>> Start Dataset records

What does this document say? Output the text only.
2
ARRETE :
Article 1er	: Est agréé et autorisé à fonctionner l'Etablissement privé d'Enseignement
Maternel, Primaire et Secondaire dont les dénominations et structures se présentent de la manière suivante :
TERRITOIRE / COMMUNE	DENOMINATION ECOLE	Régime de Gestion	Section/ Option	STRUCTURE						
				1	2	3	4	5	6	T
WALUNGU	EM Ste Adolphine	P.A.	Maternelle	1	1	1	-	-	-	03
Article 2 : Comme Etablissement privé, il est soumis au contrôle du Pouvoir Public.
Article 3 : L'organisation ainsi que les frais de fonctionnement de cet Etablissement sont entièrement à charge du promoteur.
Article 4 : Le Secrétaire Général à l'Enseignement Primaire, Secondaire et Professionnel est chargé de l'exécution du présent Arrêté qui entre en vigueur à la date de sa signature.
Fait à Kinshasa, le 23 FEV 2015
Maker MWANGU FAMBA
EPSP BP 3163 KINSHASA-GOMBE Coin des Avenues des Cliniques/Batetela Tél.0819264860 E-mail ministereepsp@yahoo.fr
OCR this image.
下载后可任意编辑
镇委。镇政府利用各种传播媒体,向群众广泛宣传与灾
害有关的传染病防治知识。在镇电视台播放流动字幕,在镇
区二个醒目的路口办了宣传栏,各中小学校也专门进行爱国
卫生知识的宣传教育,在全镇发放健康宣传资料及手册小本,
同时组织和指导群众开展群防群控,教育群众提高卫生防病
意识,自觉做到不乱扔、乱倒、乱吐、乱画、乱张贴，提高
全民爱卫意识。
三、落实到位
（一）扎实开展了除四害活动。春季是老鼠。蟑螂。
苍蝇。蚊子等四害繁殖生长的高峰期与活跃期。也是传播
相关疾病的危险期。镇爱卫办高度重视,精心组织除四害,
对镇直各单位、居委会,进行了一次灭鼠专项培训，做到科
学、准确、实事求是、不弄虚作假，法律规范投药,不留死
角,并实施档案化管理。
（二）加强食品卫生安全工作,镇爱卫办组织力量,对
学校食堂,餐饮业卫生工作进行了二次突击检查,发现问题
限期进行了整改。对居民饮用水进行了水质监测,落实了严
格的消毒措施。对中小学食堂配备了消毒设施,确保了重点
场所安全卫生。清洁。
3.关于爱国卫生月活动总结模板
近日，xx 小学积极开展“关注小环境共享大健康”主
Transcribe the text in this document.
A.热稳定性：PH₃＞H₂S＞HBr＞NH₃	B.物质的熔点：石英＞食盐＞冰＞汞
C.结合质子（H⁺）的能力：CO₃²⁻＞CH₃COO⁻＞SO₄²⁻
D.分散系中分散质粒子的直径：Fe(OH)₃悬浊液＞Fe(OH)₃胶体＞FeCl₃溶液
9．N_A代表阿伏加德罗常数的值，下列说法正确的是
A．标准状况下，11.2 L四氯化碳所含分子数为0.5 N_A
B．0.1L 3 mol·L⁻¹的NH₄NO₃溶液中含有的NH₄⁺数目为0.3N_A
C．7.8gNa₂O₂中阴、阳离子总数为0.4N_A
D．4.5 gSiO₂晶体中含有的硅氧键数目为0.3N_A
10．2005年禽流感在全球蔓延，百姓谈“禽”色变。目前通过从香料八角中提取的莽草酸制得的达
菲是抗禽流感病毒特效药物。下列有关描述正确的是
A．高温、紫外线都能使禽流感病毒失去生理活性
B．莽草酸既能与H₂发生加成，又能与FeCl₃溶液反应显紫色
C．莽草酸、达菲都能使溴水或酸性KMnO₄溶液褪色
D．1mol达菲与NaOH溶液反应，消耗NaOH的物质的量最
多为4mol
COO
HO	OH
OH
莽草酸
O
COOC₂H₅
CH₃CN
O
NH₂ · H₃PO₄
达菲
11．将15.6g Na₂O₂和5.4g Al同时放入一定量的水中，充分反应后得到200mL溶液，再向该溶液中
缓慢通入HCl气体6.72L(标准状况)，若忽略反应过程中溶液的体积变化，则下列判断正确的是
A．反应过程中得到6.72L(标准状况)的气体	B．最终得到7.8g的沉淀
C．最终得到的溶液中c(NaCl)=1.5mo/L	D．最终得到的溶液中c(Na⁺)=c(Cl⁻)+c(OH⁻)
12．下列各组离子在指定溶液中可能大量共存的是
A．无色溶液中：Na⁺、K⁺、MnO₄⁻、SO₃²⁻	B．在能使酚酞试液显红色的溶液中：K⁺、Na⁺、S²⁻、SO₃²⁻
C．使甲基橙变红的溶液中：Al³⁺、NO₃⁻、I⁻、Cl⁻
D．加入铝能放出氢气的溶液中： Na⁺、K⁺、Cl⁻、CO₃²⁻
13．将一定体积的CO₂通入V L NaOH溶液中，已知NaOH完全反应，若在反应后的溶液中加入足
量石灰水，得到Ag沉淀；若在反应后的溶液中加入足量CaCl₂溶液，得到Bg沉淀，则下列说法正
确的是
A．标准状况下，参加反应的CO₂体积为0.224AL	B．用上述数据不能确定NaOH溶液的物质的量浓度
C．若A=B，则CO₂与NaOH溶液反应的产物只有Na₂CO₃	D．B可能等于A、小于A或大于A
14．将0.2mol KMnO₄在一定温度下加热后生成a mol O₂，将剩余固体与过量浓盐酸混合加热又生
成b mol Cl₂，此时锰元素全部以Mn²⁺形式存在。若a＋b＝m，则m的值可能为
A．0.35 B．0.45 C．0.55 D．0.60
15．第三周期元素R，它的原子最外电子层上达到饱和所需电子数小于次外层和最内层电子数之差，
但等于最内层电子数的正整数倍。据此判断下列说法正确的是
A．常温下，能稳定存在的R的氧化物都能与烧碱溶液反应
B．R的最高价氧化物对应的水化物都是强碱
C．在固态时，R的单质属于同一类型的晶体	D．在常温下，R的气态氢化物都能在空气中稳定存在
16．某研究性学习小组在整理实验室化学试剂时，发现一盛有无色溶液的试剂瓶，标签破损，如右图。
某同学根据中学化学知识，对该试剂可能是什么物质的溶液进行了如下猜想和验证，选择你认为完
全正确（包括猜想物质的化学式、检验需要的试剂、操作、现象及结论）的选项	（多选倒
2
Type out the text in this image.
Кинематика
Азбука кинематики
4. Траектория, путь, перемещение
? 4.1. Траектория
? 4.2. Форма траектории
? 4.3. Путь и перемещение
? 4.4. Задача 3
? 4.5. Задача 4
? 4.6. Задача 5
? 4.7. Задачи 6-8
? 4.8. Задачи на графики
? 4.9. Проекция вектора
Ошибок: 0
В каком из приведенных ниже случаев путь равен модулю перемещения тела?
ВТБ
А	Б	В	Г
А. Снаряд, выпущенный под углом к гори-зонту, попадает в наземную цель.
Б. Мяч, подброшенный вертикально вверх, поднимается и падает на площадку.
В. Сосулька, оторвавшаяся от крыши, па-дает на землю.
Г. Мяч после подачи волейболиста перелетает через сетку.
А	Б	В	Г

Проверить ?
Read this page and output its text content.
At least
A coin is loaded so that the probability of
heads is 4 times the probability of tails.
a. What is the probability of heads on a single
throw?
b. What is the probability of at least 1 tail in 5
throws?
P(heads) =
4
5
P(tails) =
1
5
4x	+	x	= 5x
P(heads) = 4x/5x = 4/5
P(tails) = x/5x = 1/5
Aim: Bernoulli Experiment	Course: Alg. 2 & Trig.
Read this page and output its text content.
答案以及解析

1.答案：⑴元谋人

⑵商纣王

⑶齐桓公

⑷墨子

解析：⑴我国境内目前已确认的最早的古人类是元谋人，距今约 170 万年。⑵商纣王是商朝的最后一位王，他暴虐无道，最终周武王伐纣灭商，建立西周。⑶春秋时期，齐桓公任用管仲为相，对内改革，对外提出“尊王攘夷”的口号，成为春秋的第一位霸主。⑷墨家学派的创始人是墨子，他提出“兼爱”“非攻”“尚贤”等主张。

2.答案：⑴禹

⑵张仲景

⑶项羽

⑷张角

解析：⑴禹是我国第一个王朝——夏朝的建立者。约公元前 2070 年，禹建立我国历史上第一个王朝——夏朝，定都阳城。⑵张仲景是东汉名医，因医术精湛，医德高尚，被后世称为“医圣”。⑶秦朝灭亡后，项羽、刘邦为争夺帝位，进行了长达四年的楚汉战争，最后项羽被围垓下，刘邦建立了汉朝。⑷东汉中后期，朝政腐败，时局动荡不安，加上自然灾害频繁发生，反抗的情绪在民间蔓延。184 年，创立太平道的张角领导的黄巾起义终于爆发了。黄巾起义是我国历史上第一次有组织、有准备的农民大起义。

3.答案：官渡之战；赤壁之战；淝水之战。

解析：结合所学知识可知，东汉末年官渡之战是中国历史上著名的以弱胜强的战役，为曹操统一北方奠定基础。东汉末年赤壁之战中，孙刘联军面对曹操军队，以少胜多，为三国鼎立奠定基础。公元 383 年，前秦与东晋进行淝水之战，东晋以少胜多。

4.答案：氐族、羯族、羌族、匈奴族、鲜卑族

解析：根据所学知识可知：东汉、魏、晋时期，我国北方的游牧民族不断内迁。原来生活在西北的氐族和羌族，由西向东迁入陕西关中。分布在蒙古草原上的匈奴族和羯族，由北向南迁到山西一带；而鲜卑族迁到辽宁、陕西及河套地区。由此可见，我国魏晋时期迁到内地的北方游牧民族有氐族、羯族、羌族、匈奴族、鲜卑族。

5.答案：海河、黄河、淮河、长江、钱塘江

>> End Dataset records

Show all lines from the listing above in which "перемещение" appears.

4. Траектория, путь, перемещение
? 4.3. Путь и перемещение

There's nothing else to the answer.